◆ **What the task requires**: Make an exact copy of the data below, leaving out every picture.

◆ **Extracted records**:
==================================================

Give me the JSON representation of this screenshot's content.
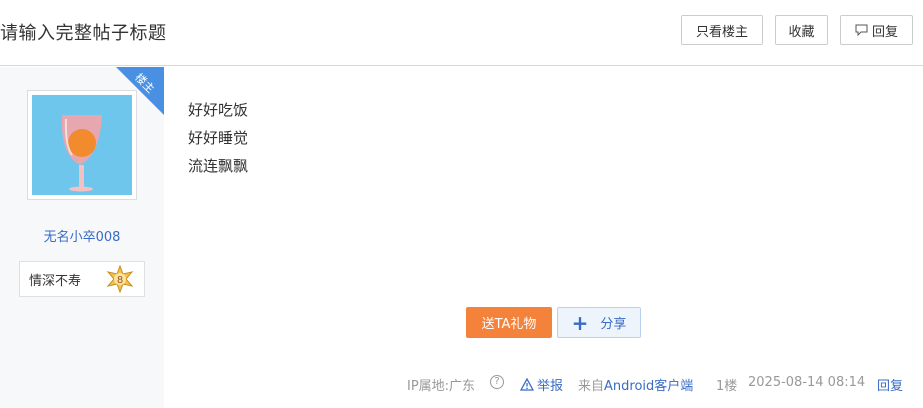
{
  "header": {
    "title": "请输入完整帖子标题",
    "only_louzhu_label": "只看楼主",
    "collect_label": "收藏",
    "reply_label": "回复"
  },
  "sidebar": {
    "corner_label": "楼主",
    "username": "无名小卒008",
    "badge_text": "情深不寿",
    "badge_level": "8"
  },
  "post": {
    "lines": [
      "好好吃饭",
      "好好睡觉",
      "流连飘飘"
    ]
  },
  "actions": {
    "gift_label": "送TA礼物",
    "share_label": "分享"
  },
  "footer": {
    "ip_label": "IP属地:广东",
    "report_label": "举报",
    "from_prefix": "来自",
    "from_client": "Android客户端",
    "floor": "1楼",
    "datetime": "2025-08-14 08:14",
    "reply_label": "回复"
  },
  "colors": {
    "accent_blue": "#3a6bc4",
    "corner_blue": "#4a90e2",
    "gift_orange": "#f5823b"
  }
}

==================================================

◆ **Output of the exercise**:
Give me the JSON representation of this screenshot's content.
{
  "header": {
    "title": "请输入完整帖子标题",
    "only_louzhu_label": "只看楼主",
    "collect_label": "收藏",
    "reply_label": "回复"
  },
  "sidebar": {
    "corner_label": "楼主",
    "username": "无名小卒008",
    "badge_text": "情深不寿",
    "badge_level": "8"
  },
  "post": {
    "lines": [
      "好好吃饭",
      "好好睡觉",
      "流连飘飘"
    ]
  },
  "actions": {
    "gift_label": "送TA礼物",
    "share_label": "分享"
  },
  "footer": {
    "ip_label": "IP属地:广东",
    "report_label": "举报",
    "from_prefix": "来自",
    "from_client": "Android客户端",
    "floor": "1楼",
    "datetime": "2025-08-14 08:14",
    "reply_label": "回复"
  },
  "colors": {
    "accent_blue": "#3a6bc4",
    "corner_blue": "#4a90e2",
    "gift_orange": "#f5823b"
  }
}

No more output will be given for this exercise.